ROWS:
— Start —
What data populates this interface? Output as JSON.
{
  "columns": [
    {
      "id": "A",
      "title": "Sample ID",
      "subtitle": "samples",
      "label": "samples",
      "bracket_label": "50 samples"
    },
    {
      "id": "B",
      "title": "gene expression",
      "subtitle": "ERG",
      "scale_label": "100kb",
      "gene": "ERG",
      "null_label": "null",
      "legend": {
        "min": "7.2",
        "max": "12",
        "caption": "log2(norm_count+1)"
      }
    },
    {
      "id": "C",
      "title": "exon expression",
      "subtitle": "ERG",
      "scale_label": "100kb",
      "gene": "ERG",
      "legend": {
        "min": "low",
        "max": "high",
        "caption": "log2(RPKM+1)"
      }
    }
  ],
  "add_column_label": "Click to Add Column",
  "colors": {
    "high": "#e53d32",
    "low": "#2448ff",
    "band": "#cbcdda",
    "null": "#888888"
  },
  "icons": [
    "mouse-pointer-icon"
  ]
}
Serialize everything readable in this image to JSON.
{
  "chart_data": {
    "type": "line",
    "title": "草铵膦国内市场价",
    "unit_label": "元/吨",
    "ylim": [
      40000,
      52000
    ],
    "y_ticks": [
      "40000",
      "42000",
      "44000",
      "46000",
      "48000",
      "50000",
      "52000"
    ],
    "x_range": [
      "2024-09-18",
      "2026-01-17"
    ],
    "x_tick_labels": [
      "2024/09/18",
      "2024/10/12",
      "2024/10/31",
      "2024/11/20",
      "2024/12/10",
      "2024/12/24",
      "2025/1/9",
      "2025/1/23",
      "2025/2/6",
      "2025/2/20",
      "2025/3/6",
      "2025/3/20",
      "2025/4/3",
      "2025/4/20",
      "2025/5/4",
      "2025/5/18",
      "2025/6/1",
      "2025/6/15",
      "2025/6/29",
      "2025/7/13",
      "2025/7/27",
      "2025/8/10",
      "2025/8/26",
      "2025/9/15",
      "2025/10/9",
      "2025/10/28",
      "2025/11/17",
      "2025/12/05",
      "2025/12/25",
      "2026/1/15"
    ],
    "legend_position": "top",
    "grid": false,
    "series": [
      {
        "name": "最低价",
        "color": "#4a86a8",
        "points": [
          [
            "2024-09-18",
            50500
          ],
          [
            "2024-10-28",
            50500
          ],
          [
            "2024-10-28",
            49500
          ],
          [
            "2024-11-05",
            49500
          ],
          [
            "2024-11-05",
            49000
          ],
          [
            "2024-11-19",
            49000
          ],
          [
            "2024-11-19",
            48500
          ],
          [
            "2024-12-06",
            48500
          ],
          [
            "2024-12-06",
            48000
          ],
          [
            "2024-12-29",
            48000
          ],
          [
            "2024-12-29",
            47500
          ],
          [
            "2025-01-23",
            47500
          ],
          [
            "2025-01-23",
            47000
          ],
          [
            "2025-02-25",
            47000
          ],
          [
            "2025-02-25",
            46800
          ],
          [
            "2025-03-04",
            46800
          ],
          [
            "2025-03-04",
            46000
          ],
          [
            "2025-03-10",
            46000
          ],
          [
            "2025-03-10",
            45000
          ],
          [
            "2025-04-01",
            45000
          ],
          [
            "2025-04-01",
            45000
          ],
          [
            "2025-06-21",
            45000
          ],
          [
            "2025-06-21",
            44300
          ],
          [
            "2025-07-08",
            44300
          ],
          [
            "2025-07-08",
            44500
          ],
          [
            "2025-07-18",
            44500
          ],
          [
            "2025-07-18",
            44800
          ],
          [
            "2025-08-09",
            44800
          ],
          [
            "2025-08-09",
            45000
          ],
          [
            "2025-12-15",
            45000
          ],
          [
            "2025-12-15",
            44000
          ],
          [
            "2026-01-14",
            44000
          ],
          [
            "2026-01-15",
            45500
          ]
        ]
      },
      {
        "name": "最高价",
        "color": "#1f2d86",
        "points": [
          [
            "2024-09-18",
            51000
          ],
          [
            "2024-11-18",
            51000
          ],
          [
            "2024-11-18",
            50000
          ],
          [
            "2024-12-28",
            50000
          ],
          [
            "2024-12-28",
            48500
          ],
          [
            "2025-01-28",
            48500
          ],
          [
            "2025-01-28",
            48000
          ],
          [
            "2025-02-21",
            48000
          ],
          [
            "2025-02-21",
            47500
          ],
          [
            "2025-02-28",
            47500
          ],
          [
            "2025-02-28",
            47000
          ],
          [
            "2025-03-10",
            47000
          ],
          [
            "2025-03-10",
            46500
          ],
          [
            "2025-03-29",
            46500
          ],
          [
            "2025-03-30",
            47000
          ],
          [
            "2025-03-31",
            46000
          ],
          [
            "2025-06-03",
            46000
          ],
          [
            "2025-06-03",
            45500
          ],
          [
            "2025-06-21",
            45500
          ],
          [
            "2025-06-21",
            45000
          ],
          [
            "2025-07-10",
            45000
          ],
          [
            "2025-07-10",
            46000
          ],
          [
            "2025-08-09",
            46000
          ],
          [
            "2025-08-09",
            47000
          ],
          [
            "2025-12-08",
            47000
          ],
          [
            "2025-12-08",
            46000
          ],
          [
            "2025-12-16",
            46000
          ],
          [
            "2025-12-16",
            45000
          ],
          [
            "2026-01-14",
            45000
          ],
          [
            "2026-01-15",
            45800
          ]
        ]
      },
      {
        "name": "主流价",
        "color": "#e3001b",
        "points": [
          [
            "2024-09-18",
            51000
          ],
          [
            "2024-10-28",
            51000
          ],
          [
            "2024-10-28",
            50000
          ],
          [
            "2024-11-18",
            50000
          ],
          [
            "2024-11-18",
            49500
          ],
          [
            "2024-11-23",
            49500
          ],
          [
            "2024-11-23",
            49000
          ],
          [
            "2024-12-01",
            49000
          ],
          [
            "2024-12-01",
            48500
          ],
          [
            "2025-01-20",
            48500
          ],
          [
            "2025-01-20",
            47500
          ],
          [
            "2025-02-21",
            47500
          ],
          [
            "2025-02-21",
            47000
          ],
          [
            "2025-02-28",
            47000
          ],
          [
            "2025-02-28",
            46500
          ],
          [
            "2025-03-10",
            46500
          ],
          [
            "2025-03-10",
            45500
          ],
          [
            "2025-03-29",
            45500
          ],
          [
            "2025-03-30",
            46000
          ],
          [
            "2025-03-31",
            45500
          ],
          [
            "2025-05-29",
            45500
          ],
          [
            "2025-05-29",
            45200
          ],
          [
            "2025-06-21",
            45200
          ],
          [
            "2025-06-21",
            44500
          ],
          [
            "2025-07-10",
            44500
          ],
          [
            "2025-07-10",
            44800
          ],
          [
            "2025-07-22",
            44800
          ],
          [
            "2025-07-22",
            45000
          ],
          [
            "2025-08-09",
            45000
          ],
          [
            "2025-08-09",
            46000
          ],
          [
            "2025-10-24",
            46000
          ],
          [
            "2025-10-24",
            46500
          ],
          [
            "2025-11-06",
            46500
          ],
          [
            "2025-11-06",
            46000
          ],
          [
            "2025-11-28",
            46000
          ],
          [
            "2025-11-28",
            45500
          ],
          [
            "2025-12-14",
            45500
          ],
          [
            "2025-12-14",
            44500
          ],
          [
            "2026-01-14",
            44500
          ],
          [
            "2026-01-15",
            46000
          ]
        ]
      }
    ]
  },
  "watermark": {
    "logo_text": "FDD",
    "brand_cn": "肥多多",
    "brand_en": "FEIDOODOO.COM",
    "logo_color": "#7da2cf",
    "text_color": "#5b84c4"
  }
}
— End —
TASK STATEMENT: Transcribe the whole listing with nothing added or left out.

SOLVED EXERCISE:
What data populates this interface? Output as JSON.
{
  "columns": [
    {
      "id": "A",
      "title": "Sample ID",
      "subtitle": "samples",
      "label": "samples",
      "bracket_label": "50 samples"
    },
    {
      "id": "B",
      "title": "gene expression",
      "subtitle": "ERG",
      "scale_label": "100kb",
      "gene": "ERG",
      "null_label": "null",
      "legend": {
        "min": "7.2",
        "max": "12",
        "caption": "log2(norm_count+1)"
      }
    },
    {
      "id": "C",
      "title": "exon expression",
      "subtitle": "ERG",
      "scale_label": "100kb",
      "gene": "ERG",
      "legend": {
        "min": "low",
        "max": "high",
        "caption": "log2(RPKM+1)"
      }
    }
  ],
  "add_column_label": "Click to Add Column",
  "colors": {
    "high": "#e53d32",
    "low": "#2448ff",
    "band": "#cbcdda",
    "null": "#888888"
  },
  "icons": [
    "mouse-pointer-icon"
  ]
}
Serialize everything readable in this image to JSON.
{
  "chart_data": {
    "type": "line",
    "title": "草铵膦国内市场价",
    "unit_label": "元/吨",
    "ylim": [
      40000,
      52000
    ],
    "y_ticks": [
      "40000",
      "42000",
      "44000",
      "46000",
      "48000",
      "50000",
      "52000"
    ],
    "x_range": [
      "2024-09-18",
      "2026-01-17"
    ],
    "x_tick_labels": [
      "2024/09/18",
      "2024/10/12",
      "2024/10/31",
      "2024/11/20",
      "2024/12/10",
      "2024/12/24",
      "2025/1/9",
      "2025/1/23",
      "2025/2/6",
      "2025/2/20",
      "2025/3/6",
      "2025/3/20",
      "2025/4/3",
      "2025/4/20",
      "2025/5/4",
      "2025/5/18",
      "2025/6/1",
      "2025/6/15",
      "2025/6/29",
      "2025/7/13",
      "2025/7/27",
      "2025/8/10",
      "2025/8/26",
      "2025/9/15",
      "2025/10/9",
      "2025/10/28",
      "2025/11/17",
      "2025/12/05",
      "2025/12/25",
      "2026/1/15"
    ],
    "legend_position": "top",
    "grid": false,
    "series": [
      {
        "name": "最低价",
        "color": "#4a86a8",
        "points": [
          [
            "2024-09-18",
            50500
          ],
          [
            "2024-10-28",
            50500
          ],
          [
            "2024-10-28",
            49500
          ],
          [
            "2024-11-05",
            49500
          ],
          [
            "2024-11-05",
            49000
          ],
          [
            "2024-11-19",
            49000
          ],
          [
            "2024-11-19",
            48500
          ],
          [
            "2024-12-06",
            48500
          ],
          [
            "2024-12-06",
            48000
          ],
          [
            "2024-12-29",
            48000
          ],
          [
            "2024-12-29",
            47500
          ],
          [
            "2025-01-23",
            47500
          ],
          [
            "2025-01-23",
            47000
          ],
          [
            "2025-02-25",
            47000
          ],
          [
            "2025-02-25",
            46800
          ],
          [
            "2025-03-04",
            46800
          ],
          [
            "2025-03-04",
            46000
          ],
          [
            "2025-03-10",
            46000
          ],
          [
            "2025-03-10",
            45000
          ],
          [
            "2025-04-01",
            45000
          ],
          [
            "2025-04-01",
            45000
          ],
          [
            "2025-06-21",
            45000
          ],
          [
            "2025-06-21",
            44300
          ],
          [
            "2025-07-08",
            44300
          ],
          [
            "2025-07-08",
            44500
          ],
          [
            "2025-07-18",
            44500
          ],
          [
            "2025-07-18",
            44800
          ],
          [
            "2025-08-09",
            44800
          ],
          [
            "2025-08-09",
            45000
          ],
          [
            "2025-12-15",
            45000
          ],
          [
            "2025-12-15",
            44000
          ],
          [
            "2026-01-14",
            44000
          ],
          [
            "2026-01-15",
            45500
          ]
        ]
      },
      {
        "name": "最高价",
        "color": "#1f2d86",
        "points": [
          [
            "2024-09-18",
            51000
          ],
          [
            "2024-11-18",
            51000
          ],
          [
            "2024-11-18",
            50000
          ],
          [
            "2024-12-28",
            50000
          ],
          [
            "2024-12-28",
            48500
          ],
          [
            "2025-01-28",
            48500
          ],
          [
            "2025-01-28",
            48000
          ],
          [
            "2025-02-21",
            48000
          ],
          [
            "2025-02-21",
            47500
          ],
          [
            "2025-02-28",
            47500
          ],
          [
            "2025-02-28",
            47000
          ],
          [
            "2025-03-10",
            47000
          ],
          [
            "2025-03-10",
            46500
          ],
          [
            "2025-03-29",
            46500
          ],
          [
            "2025-03-30",
            47000
          ],
          [
            "2025-03-31",
            46000
          ],
          [
            "2025-06-03",
            46000
          ],
          [
            "2025-06-03",
            45500
          ],
          [
            "2025-06-21",
            45500
          ],
          [
            "2025-06-21",
            45000
          ],
          [
            "2025-07-10",
            45000
          ],
          [
            "2025-07-10",
            46000
          ],
          [
            "2025-08-09",
            46000
          ],
          [
            "2025-08-09",
            47000
          ],
          [
            "2025-12-08",
            47000
          ],
          [
            "2025-12-08",
            46000
          ],
          [
            "2025-12-16",
            46000
          ],
          [
            "2025-12-16",
            45000
          ],
          [
            "2026-01-14",
            45000
          ],
          [
            "2026-01-15",
            45800
          ]
        ]
      },
      {
        "name": "主流价",
        "color": "#e3001b",
        "points": [
          [
            "2024-09-18",
            51000
          ],
          [
            "2024-10-28",
            51000
          ],
          [
            "2024-10-28",
            50000
          ],
          [
            "2024-11-18",
            50000
          ],
          [
            "2024-11-18",
            49500
          ],
          [
            "2024-11-23",
            49500
          ],
          [
            "2024-11-23",
            49000
          ],
          [
            "2024-12-01",
            49000
          ],
          [
            "2024-12-01",
            48500
          ],
          [
            "2025-01-20",
            48500
          ],
          [
            "2025-01-20",
            47500
          ],
          [
            "2025-02-21",
            47500
          ],
          [
            "2025-02-21",
            47000
          ],
          [
            "2025-02-28",
            47000
          ],
          [
            "2025-02-28",
            46500
          ],
          [
            "2025-03-10",
            46500
          ],
          [
            "2025-03-10",
            45500
          ],
          [
            "2025-03-29",
            45500
          ],
          [
            "2025-03-30",
            46000
          ],
          [
            "2025-03-31",
            45500
          ],
          [
            "2025-05-29",
            45500
          ],
          [
            "2025-05-29",
            45200
          ],
          [
            "2025-06-21",
            45200
          ],
          [
            "2025-06-21",
            44500
          ],
          [
            "2025-07-10",
            44500
          ],
          [
            "2025-07-10",
            44800
          ],
          [
            "2025-07-22",
            44800
          ],
          [
            "2025-07-22",
            45000
          ],
          [
            "2025-08-09",
            45000
          ],
          [
            "2025-08-09",
            46000
          ],
          [
            "2025-10-24",
            46000
          ],
          [
            "2025-10-24",
            46500
          ],
          [
            "2025-11-06",
            46500
          ],
          [
            "2025-11-06",
            46000
          ],
          [
            "2025-11-28",
            46000
          ],
          [
            "2025-11-28",
            45500
          ],
          [
            "2025-12-14",
            45500
          ],
          [
            "2025-12-14",
            44500
          ],
          [
            "2026-01-14",
            44500
          ],
          [
            "2026-01-15",
            46000
          ]
        ]
      }
    ]
  },
  "watermark": {
    "logo_text": "FDD",
    "brand_cn": "肥多多",
    "brand_en": "FEIDOODOO.COM",
    "logo_color": "#7da2cf",
    "text_color": "#5b84c4"
  }
}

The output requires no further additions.